# STATED GOAL:
Return the listing word for word, as given.

# DATASET ENTRIES:
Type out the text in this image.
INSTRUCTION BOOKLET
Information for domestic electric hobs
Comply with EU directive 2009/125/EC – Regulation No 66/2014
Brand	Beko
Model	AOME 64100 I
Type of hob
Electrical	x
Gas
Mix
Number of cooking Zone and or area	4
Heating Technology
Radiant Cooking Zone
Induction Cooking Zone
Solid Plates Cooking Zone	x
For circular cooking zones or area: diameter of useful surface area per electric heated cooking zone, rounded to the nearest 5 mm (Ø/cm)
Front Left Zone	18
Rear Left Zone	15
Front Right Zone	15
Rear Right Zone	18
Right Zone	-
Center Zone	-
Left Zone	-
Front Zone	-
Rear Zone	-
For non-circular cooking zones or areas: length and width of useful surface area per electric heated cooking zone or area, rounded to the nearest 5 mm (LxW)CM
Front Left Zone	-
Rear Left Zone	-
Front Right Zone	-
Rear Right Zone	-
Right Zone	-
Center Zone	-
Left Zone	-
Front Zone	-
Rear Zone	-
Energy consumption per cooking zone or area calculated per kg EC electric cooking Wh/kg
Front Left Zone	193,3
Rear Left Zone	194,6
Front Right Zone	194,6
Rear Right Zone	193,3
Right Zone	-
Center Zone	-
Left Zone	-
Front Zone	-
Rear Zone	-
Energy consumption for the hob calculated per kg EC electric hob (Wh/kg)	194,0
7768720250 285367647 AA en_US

# OUTPUT OF THE EXERCISE:
Type out the text in this image.
INSTRUCTION BOOKLET
Information for domestic electric hobs
Comply with EU directive 2009/125/EC – Regulation No 66/2014
Brand	Beko
Model	AOME 64100 I
Type of hob
Electrical	x
Gas
Mix
Number of cooking Zone and or area	4
Heating Technology
Radiant Cooking Zone
Induction Cooking Zone
Solid Plates Cooking Zone	x
For circular cooking zones or area: diameter of useful surface area per electric heated cooking zone, rounded to the nearest 5 mm (Ø/cm)
Front Left Zone	18
Rear Left Zone	15
Front Right Zone	15
Rear Right Zone	18
Right Zone	-
Center Zone	-
Left Zone	-
Front Zone	-
Rear Zone	-
For non-circular cooking zones or areas: length and width of useful surface area per electric heated cooking zone or area, rounded to the nearest 5 mm (LxW)CM
Front Left Zone	-
Rear Left Zone	-
Front Right Zone	-
Rear Right Zone	-
Right Zone	-
Center Zone	-
Left Zone	-
Front Zone	-
Rear Zone	-
Energy consumption per cooking zone or area calculated per kg EC electric cooking Wh/kg
Front Left Zone	193,3
Rear Left Zone	194,6
Front Right Zone	194,6
Rear Right Zone	193,3
Right Zone	-
Center Zone	-
Left Zone	-
Front Zone	-
Rear Zone	-
Energy consumption for the hob calculated per kg EC electric hob (Wh/kg)	194,0
7768720250 285367647 AA en_US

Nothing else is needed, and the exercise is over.